Stated goal:
Write out each line word for word. Drop pictures.

Task inputs:

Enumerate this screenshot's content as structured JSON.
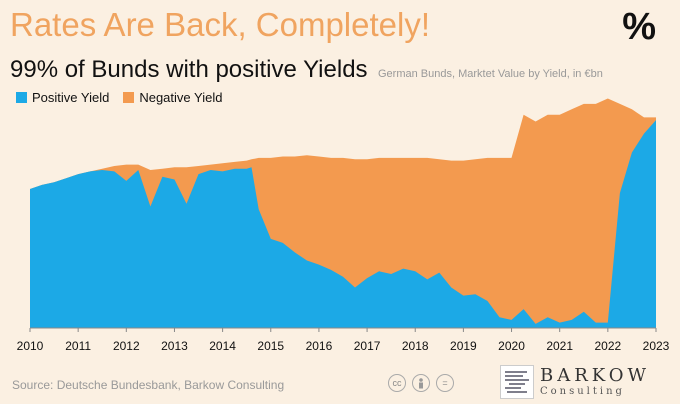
{
  "headline": "Rates Are Back, Completely!",
  "percent_mark": "%",
  "subtitle": "99% of Bunds with positive Yields",
  "subtitle_note": "German Bunds, Marktet Value by Yield, in €bn",
  "source": "Source: Deutsche Bundesbank, Barkow Consulting",
  "license_icons": [
    "cc",
    "person",
    "="
  ],
  "logo": {
    "name": "BARKOW",
    "sub": "Consulting"
  },
  "colors": {
    "positive": "#1ca9e6",
    "negative": "#f39a4f",
    "background": "#fbf0e2"
  },
  "chart_data": {
    "type": "area",
    "stacked": true,
    "x_ticks": [
      "2010",
      "2011",
      "2012",
      "2013",
      "2014",
      "2015",
      "2016",
      "2017",
      "2018",
      "2019",
      "2020",
      "2021",
      "2022",
      "2023"
    ],
    "xlim": [
      2010,
      2023
    ],
    "legend_position": "top-left",
    "grid": false,
    "x": [
      2010.0,
      2010.25,
      2010.5,
      2010.75,
      2011.0,
      2011.25,
      2011.5,
      2011.75,
      2012.0,
      2012.25,
      2012.5,
      2012.75,
      2013.0,
      2013.25,
      2013.5,
      2013.75,
      2014.0,
      2014.25,
      2014.5,
      2014.6,
      2014.75,
      2015.0,
      2015.25,
      2015.5,
      2015.75,
      2016.0,
      2016.25,
      2016.5,
      2016.75,
      2017.0,
      2017.25,
      2017.5,
      2017.75,
      2018.0,
      2018.25,
      2018.5,
      2018.75,
      2019.0,
      2019.25,
      2019.5,
      2019.75,
      2020.0,
      2020.25,
      2020.5,
      2020.75,
      2021.0,
      2021.25,
      2021.5,
      2021.75,
      2022.0,
      2022.25,
      2022.5,
      2022.75,
      2023.0
    ],
    "series": [
      {
        "name": "Positive Yield",
        "values": [
          1030,
          1060,
          1080,
          1110,
          1140,
          1160,
          1170,
          1160,
          1090,
          1170,
          900,
          1120,
          1100,
          920,
          1140,
          1170,
          1160,
          1180,
          1180,
          1190,
          880,
          660,
          630,
          560,
          500,
          470,
          430,
          380,
          300,
          370,
          420,
          400,
          440,
          420,
          360,
          410,
          300,
          240,
          250,
          200,
          80,
          60,
          140,
          30,
          80,
          40,
          60,
          120,
          40,
          40,
          1000,
          1300,
          1440,
          1540
        ]
      },
      {
        "name": "Negative Yield",
        "values": [
          0,
          0,
          0,
          0,
          0,
          0,
          10,
          40,
          120,
          40,
          270,
          60,
          90,
          270,
          60,
          40,
          60,
          50,
          60,
          60,
          380,
          600,
          640,
          710,
          780,
          800,
          830,
          880,
          950,
          880,
          840,
          860,
          820,
          840,
          900,
          840,
          940,
          1000,
          1000,
          1060,
          1180,
          1200,
          1440,
          1500,
          1500,
          1540,
          1560,
          1540,
          1620,
          1660,
          660,
          320,
          120,
          20
        ]
      }
    ],
    "ylim": [
      0,
      1800
    ]
  }
}
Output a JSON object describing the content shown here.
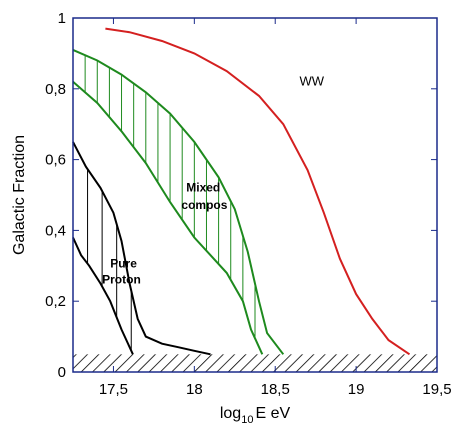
{
  "chart_data": {
    "type": "line",
    "title": "",
    "xlabel_base": "log",
    "xlabel_sub": "10",
    "xlabel_rest": "E eV",
    "ylabel": "Galactic Fraction",
    "xlim": [
      17.25,
      19.5
    ],
    "ylim": [
      0,
      1
    ],
    "x_ticks": [
      {
        "value": 17.5,
        "label": "17,5"
      },
      {
        "value": 18,
        "label": "18"
      },
      {
        "value": 18.5,
        "label": "18,5"
      },
      {
        "value": 19,
        "label": "19"
      },
      {
        "value": 19.5,
        "label": "19,5"
      }
    ],
    "y_ticks": [
      {
        "value": 0,
        "label": "0"
      },
      {
        "value": 0.2,
        "label": "0,2"
      },
      {
        "value": 0.4,
        "label": "0,4"
      },
      {
        "value": 0.6,
        "label": "0,6"
      },
      {
        "value": 0.8,
        "label": "0,8"
      },
      {
        "value": 1,
        "label": "1"
      }
    ],
    "hatched_band": {
      "y_max": 0.05
    },
    "series": [
      {
        "name": "WW",
        "color": "#d42020",
        "points": [
          [
            17.45,
            0.97
          ],
          [
            17.6,
            0.96
          ],
          [
            17.8,
            0.935
          ],
          [
            18.0,
            0.9
          ],
          [
            18.2,
            0.85
          ],
          [
            18.4,
            0.78
          ],
          [
            18.55,
            0.7
          ],
          [
            18.7,
            0.57
          ],
          [
            18.8,
            0.45
          ],
          [
            18.9,
            0.32
          ],
          [
            19.0,
            0.22
          ],
          [
            19.1,
            0.15
          ],
          [
            19.2,
            0.09
          ],
          [
            19.33,
            0.05
          ]
        ]
      },
      {
        "name": "Mixed compos",
        "color": "#1e8a1e",
        "upper": [
          [
            17.25,
            0.91
          ],
          [
            17.4,
            0.88
          ],
          [
            17.55,
            0.84
          ],
          [
            17.7,
            0.79
          ],
          [
            17.85,
            0.73
          ],
          [
            18.0,
            0.65
          ],
          [
            18.15,
            0.55
          ],
          [
            18.25,
            0.46
          ],
          [
            18.33,
            0.34
          ],
          [
            18.4,
            0.2
          ],
          [
            18.45,
            0.11
          ],
          [
            18.55,
            0.05
          ]
        ],
        "lower": [
          [
            17.25,
            0.82
          ],
          [
            17.4,
            0.76
          ],
          [
            17.55,
            0.68
          ],
          [
            17.7,
            0.59
          ],
          [
            17.85,
            0.48
          ],
          [
            18.0,
            0.38
          ],
          [
            18.1,
            0.33
          ],
          [
            18.2,
            0.28
          ],
          [
            18.3,
            0.2
          ],
          [
            18.35,
            0.12
          ],
          [
            18.42,
            0.05
          ]
        ]
      },
      {
        "name": "Pure Proton",
        "color": "#000000",
        "upper": [
          [
            17.25,
            0.65
          ],
          [
            17.33,
            0.58
          ],
          [
            17.42,
            0.52
          ],
          [
            17.5,
            0.45
          ],
          [
            17.55,
            0.37
          ],
          [
            17.6,
            0.25
          ],
          [
            17.65,
            0.15
          ],
          [
            17.7,
            0.1
          ],
          [
            17.8,
            0.08
          ],
          [
            17.9,
            0.07
          ],
          [
            18.0,
            0.06
          ],
          [
            18.1,
            0.05
          ]
        ],
        "lower": [
          [
            17.25,
            0.38
          ],
          [
            17.3,
            0.33
          ],
          [
            17.35,
            0.3
          ],
          [
            17.42,
            0.25
          ],
          [
            17.48,
            0.2
          ],
          [
            17.55,
            0.12
          ],
          [
            17.62,
            0.05
          ]
        ]
      }
    ],
    "annotations": [
      {
        "id": "ww",
        "text": "WW",
        "x": 18.65,
        "y": 0.81
      },
      {
        "id": "mixed1",
        "text": "Mixed",
        "x": 17.95,
        "y": 0.51
      },
      {
        "id": "mixed2",
        "text": "compos",
        "x": 17.92,
        "y": 0.46
      },
      {
        "id": "proton1",
        "text": "Pure",
        "x": 17.48,
        "y": 0.295
      },
      {
        "id": "proton2",
        "text": "Proton",
        "x": 17.43,
        "y": 0.25
      }
    ]
  }
}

Result of this exercise:
Enumerate this screenshot's content as structured JSON.
{
  "headline": "Rates Are Back, Completely!",
  "percent_mark": "%",
  "subtitle": "99% of Bunds with positive Yields",
  "subtitle_note": "German Bunds, Marktet Value by Yield, in €bn",
  "source": "Source: Deutsche Bundesbank, Barkow Consulting",
  "license_icons": [
    "cc",
    "person",
    "="
  ],
  "logo": {
    "name": "BARKOW",
    "sub": "Consulting"
  },
  "colors": {
    "positive": "#1ca9e6",
    "negative": "#f39a4f",
    "background": "#fbf0e2"
  },
  "chart_data": {
    "type": "area",
    "stacked": true,
    "x_ticks": [
      "2010",
      "2011",
      "2012",
      "2013",
      "2014",
      "2015",
      "2016",
      "2017",
      "2018",
      "2019",
      "2020",
      "2021",
      "2022",
      "2023"
    ],
    "xlim": [
      2010,
      2023
    ],
    "legend_position": "top-left",
    "grid": false,
    "x": [
      2010.0,
      2010.25,
      2010.5,
      2010.75,
      2011.0,
      2011.25,
      2011.5,
      2011.75,
      2012.0,
      2012.25,
      2012.5,
      2012.75,
      2013.0,
      2013.25,
      2013.5,
      2013.75,
      2014.0,
      2014.25,
      2014.5,
      2014.6,
      2014.75,
      2015.0,
      2015.25,
      2015.5,
      2015.75,
      2016.0,
      2016.25,
      2016.5,
      2016.75,
      2017.0,
      2017.25,
      2017.5,
      2017.75,
      2018.0,
      2018.25,
      2018.5,
      2018.75,
      2019.0,
      2019.25,
      2019.5,
      2019.75,
      2020.0,
      2020.25,
      2020.5,
      2020.75,
      2021.0,
      2021.25,
      2021.5,
      2021.75,
      2022.0,
      2022.25,
      2022.5,
      2022.75,
      2023.0
    ],
    "series": [
      {
        "name": "Positive Yield",
        "values": [
          1030,
          1060,
          1080,
          1110,
          1140,
          1160,
          1170,
          1160,
          1090,
          1170,
          900,
          1120,
          1100,
          920,
          1140,
          1170,
          1160,
          1180,
          1180,
          1190,
          880,
          660,
          630,
          560,
          500,
          470,
          430,
          380,
          300,
          370,
          420,
          400,
          440,
          420,
          360,
          410,
          300,
          240,
          250,
          200,
          80,
          60,
          140,
          30,
          80,
          40,
          60,
          120,
          40,
          40,
          1000,
          1300,
          1440,
          1540
        ]
      },
      {
        "name": "Negative Yield",
        "values": [
          0,
          0,
          0,
          0,
          0,
          0,
          10,
          40,
          120,
          40,
          270,
          60,
          90,
          270,
          60,
          40,
          60,
          50,
          60,
          60,
          380,
          600,
          640,
          710,
          780,
          800,
          830,
          880,
          950,
          880,
          840,
          860,
          820,
          840,
          900,
          840,
          940,
          1000,
          1000,
          1060,
          1180,
          1200,
          1440,
          1500,
          1500,
          1540,
          1560,
          1540,
          1620,
          1660,
          660,
          320,
          120,
          20
        ]
      }
    ],
    "ylim": [
      0,
      1800
    ]
  }
}
Output a JSON object describing the content shown here.
{
  "chart_data": {
    "type": "line",
    "title": "",
    "xlabel_base": "log",
    "xlabel_sub": "10",
    "xlabel_rest": "E eV",
    "ylabel": "Galactic Fraction",
    "xlim": [
      17.25,
      19.5
    ],
    "ylim": [
      0,
      1
    ],
    "x_ticks": [
      {
        "value": 17.5,
        "label": "17,5"
      },
      {
        "value": 18,
        "label": "18"
      },
      {
        "value": 18.5,
        "label": "18,5"
      },
      {
        "value": 19,
        "label": "19"
      },
      {
        "value": 19.5,
        "label": "19,5"
      }
    ],
    "y_ticks": [
      {
        "value": 0,
        "label": "0"
      },
      {
        "value": 0.2,
        "label": "0,2"
      },
      {
        "value": 0.4,
        "label": "0,4"
      },
      {
        "value": 0.6,
        "label": "0,6"
      },
      {
        "value": 0.8,
        "label": "0,8"
      },
      {
        "value": 1,
        "label": "1"
      }
    ],
    "hatched_band": {
      "y_max": 0.05
    },
    "series": [
      {
        "name": "WW",
        "color": "#d42020",
        "points": [
          [
            17.45,
            0.97
          ],
          [
            17.6,
            0.96
          ],
          [
            17.8,
            0.935
          ],
          [
            18.0,
            0.9
          ],
          [
            18.2,
            0.85
          ],
          [
            18.4,
            0.78
          ],
          [
            18.55,
            0.7
          ],
          [
            18.7,
            0.57
          ],
          [
            18.8,
            0.45
          ],
          [
            18.9,
            0.32
          ],
          [
            19.0,
            0.22
          ],
          [
            19.1,
            0.15
          ],
          [
            19.2,
            0.09
          ],
          [
            19.33,
            0.05
          ]
        ]
      },
      {
        "name": "Mixed compos",
        "color": "#1e8a1e",
        "upper": [
          [
            17.25,
            0.91
          ],
          [
            17.4,
            0.88
          ],
          [
            17.55,
            0.84
          ],
          [
            17.7,
            0.79
          ],
          [
            17.85,
            0.73
          ],
          [
            18.0,
            0.65
          ],
          [
            18.15,
            0.55
          ],
          [
            18.25,
            0.46
          ],
          [
            18.33,
            0.34
          ],
          [
            18.4,
            0.2
          ],
          [
            18.45,
            0.11
          ],
          [
            18.55,
            0.05
          ]
        ],
        "lower": [
          [
            17.25,
            0.82
          ],
          [
            17.4,
            0.76
          ],
          [
            17.55,
            0.68
          ],
          [
            17.7,
            0.59
          ],
          [
            17.85,
            0.48
          ],
          [
            18.0,
            0.38
          ],
          [
            18.1,
            0.33
          ],
          [
            18.2,
            0.28
          ],
          [
            18.3,
            0.2
          ],
          [
            18.35,
            0.12
          ],
          [
            18.42,
            0.05
          ]
        ]
      },
      {
        "name": "Pure Proton",
        "color": "#000000",
        "upper": [
          [
            17.25,
            0.65
          ],
          [
            17.33,
            0.58
          ],
          [
            17.42,
            0.52
          ],
          [
            17.5,
            0.45
          ],
          [
            17.55,
            0.37
          ],
          [
            17.6,
            0.25
          ],
          [
            17.65,
            0.15
          ],
          [
            17.7,
            0.1
          ],
          [
            17.8,
            0.08
          ],
          [
            17.9,
            0.07
          ],
          [
            18.0,
            0.06
          ],
          [
            18.1,
            0.05
          ]
        ],
        "lower": [
          [
            17.25,
            0.38
          ],
          [
            17.3,
            0.33
          ],
          [
            17.35,
            0.3
          ],
          [
            17.42,
            0.25
          ],
          [
            17.48,
            0.2
          ],
          [
            17.55,
            0.12
          ],
          [
            17.62,
            0.05
          ]
        ]
      }
    ],
    "annotations": [
      {
        "id": "ww",
        "text": "WW",
        "x": 18.65,
        "y": 0.81
      },
      {
        "id": "mixed1",
        "text": "Mixed",
        "x": 17.95,
        "y": 0.51
      },
      {
        "id": "mixed2",
        "text": "compos",
        "x": 17.92,
        "y": 0.46
      },
      {
        "id": "proton1",
        "text": "Pure",
        "x": 17.48,
        "y": 0.295
      },
      {
        "id": "proton2",
        "text": "Proton",
        "x": 17.43,
        "y": 0.25
      }
    ]
  }
}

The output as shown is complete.